------ PASSAGE SHOWN

You may find it helpful to consider the overall structure of a
journal article and the parts, that taken together, make up the
article. When an index or database is compiled many of these
component parts are identified to make the article easier to find.
For example you might have only the name of the author, but are
unsure of the exact title of the article or where it was published.
Most computer databases can help you narrow down your search to
several articles, even if the author has published several times.

Here is an example taken from Psychlit that shows which elements of the articles included in this computer database have been indexed to enable users to search effectively and efficiently. Because these particular fields are part of the indexing structure of Psychlit is would be possible to limit a search to Spanish language journal articles published since 1990 that deal with child development.
| AB | Abstract |
| AG | Composite age group |
| AN | Accession number |
| AU | Author |
| CC | Classification code |
| DE | Descriptor |
| IN | Affiliation of first author |
| ISSN | International standard serial number |
| JC | Journal Code |
| JN | Journal name |
| KP | Key phrase |
| LA | Language |
| PO | Population |
| PY | Publication year |
| TI | Title |
| UD | Update code |
You need to know a couple of things about indexes and databases.
First, most databases are confined to a specific subject or group of
related subjects. These might be biology (Life sciences),
medicine (Medline), education (ERIC) , psychology
(Psychlit), history (Historical abstracts or
America: history and life) or literature (Modern Languages
Association bibliography) etc. There are some databases that
cross many fields of knowledge too (Expanded Academic Index). It is
important to select the appropriate database for the search you are
doing. For instance, you wouldn't find much about Ernest Hemingway if
you looked in Medline. Just as you would be unwise to look first for
articles on DNA by looking in Historical abstracts.
Second, in order that you can find what you are looking for, the
databases uses rules and structures that make them as consistent as
possible in their treatment of the information they index. Most
indexes use elements or parts of the article you see in the figure
above. Human indexers read or scan the articles and assign
subject terms or descriptors from a controlled vocabulary list so
that articles on the same subject are consistently described and
brought under the same subject headings. Computers generate some of
the other aspects of indexes such as keyword indexes (usually limited
to the abstract field), publication date, etc.
Periodical indexes and databases (selected list)

------------

Please write the next part of the passage on periodical indexes and databases, starting right after its final line. The entries have nothing to do with the passage on periodical indexes and databases.

------ DATASET RECORDS

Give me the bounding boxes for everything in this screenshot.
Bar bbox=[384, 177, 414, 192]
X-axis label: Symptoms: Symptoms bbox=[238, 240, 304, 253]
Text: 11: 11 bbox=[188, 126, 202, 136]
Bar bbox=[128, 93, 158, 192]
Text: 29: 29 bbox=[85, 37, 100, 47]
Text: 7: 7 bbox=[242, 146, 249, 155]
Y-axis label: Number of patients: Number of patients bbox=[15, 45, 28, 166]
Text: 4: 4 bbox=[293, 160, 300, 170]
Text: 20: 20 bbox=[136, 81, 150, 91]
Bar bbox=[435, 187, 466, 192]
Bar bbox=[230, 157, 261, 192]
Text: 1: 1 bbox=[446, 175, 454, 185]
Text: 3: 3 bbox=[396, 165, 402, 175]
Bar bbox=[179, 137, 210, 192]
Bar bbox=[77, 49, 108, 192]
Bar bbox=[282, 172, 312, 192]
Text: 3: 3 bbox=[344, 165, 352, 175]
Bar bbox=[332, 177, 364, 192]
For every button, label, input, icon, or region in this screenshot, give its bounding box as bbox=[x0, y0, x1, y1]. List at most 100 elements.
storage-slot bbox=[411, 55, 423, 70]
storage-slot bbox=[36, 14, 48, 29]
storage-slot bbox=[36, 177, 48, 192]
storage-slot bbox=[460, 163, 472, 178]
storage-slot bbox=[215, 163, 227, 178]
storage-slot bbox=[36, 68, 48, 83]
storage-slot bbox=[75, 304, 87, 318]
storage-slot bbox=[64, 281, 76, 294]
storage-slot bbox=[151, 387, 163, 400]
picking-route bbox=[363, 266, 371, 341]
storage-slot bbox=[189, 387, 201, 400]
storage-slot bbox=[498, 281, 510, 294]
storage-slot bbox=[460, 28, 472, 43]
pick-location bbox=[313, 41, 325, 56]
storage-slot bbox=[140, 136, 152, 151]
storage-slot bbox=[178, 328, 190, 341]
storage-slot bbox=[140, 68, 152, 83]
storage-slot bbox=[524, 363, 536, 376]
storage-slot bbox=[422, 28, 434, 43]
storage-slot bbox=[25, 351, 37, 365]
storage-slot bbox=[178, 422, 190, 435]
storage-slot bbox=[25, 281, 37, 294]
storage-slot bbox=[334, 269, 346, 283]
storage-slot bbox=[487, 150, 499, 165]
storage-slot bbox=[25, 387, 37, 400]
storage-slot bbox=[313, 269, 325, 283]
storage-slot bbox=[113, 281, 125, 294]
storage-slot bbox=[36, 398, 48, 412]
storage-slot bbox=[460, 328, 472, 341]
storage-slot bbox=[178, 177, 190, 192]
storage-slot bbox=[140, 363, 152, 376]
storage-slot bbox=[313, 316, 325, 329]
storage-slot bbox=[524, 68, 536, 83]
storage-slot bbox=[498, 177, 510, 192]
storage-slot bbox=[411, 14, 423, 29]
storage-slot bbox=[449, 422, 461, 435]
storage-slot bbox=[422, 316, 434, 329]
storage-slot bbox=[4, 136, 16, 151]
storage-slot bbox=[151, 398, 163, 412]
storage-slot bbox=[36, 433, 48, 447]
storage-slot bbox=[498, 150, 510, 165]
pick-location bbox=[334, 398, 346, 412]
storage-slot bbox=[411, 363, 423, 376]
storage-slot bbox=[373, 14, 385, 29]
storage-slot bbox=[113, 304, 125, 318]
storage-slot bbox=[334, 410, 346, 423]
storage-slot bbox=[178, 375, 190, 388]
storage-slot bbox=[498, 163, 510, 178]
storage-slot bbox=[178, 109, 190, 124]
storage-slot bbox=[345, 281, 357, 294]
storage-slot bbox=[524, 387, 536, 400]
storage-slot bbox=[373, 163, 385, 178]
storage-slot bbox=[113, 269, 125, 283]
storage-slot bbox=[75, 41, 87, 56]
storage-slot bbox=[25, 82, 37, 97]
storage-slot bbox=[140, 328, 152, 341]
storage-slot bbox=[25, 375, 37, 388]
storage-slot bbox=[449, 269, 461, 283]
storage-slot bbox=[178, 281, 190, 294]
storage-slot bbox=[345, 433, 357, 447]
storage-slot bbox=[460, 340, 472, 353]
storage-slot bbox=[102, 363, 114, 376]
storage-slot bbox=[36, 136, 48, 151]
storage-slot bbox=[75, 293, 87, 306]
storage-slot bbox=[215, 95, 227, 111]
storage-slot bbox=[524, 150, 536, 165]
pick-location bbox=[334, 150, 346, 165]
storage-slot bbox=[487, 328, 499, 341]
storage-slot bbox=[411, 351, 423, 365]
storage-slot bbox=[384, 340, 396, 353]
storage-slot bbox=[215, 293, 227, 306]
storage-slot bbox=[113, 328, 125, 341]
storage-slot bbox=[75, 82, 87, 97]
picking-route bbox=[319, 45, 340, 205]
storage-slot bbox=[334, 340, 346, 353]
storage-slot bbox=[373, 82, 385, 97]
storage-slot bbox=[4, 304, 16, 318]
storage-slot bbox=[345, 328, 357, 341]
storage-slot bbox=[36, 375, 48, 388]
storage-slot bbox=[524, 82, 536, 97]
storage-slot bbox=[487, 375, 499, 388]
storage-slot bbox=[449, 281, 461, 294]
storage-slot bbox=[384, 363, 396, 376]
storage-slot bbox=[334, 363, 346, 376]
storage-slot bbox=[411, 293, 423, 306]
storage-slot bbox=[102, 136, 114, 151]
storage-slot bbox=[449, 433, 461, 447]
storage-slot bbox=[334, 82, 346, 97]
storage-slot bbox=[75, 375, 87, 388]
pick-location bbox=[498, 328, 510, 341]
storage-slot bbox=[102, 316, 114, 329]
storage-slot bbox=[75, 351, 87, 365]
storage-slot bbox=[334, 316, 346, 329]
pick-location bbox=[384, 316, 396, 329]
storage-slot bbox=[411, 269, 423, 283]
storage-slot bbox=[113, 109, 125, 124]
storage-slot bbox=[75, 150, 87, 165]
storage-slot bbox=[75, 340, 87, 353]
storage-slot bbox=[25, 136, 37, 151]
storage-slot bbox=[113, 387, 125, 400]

------------

ANSWER AREA:
The library subscribes to a variety of periodical indexes which
may be in either print or CD-ROM formats or available electronically
via the Internet. When you begin to look for information about a
topic you will want to be sure that you choose the index most suited
to your topic regardless of the format. For more specialized areas of
study you will want to select from the large number of field specific
indexes. These include Applied Science and Technology Index,
Art Index, Business Periodicals Index, and Physical
Education Index. The types of journals covered in a general index
are different from those covered in a specialized index. Specialized
indexes contain information directed toward a professional audience,
while general indexes are geared to the general public. You may wish
to ask a reference librarian for information about indexes relevant
to your particular topic. Some of the indexes, in addition to the
basic citation information (author, title, journal, date, and page),
provide an abstract or summary of the articles. Abstracts will help
you to judge the usefulness of an article before you spend time
locating it, saving your research time.
Periodical Indexes (Print Format)
General Science Index
General Science Index lists citations to English-language
science periodicals. Its subjects include the physical and life
sciences, as well as genetics, environment and conservation, food and
nutrition, and medicine and health. Feature articles are indexed, as
are biographical sketches, symposia, conferences, review articles,
selected letters to the editor, obituaries, and book reviews.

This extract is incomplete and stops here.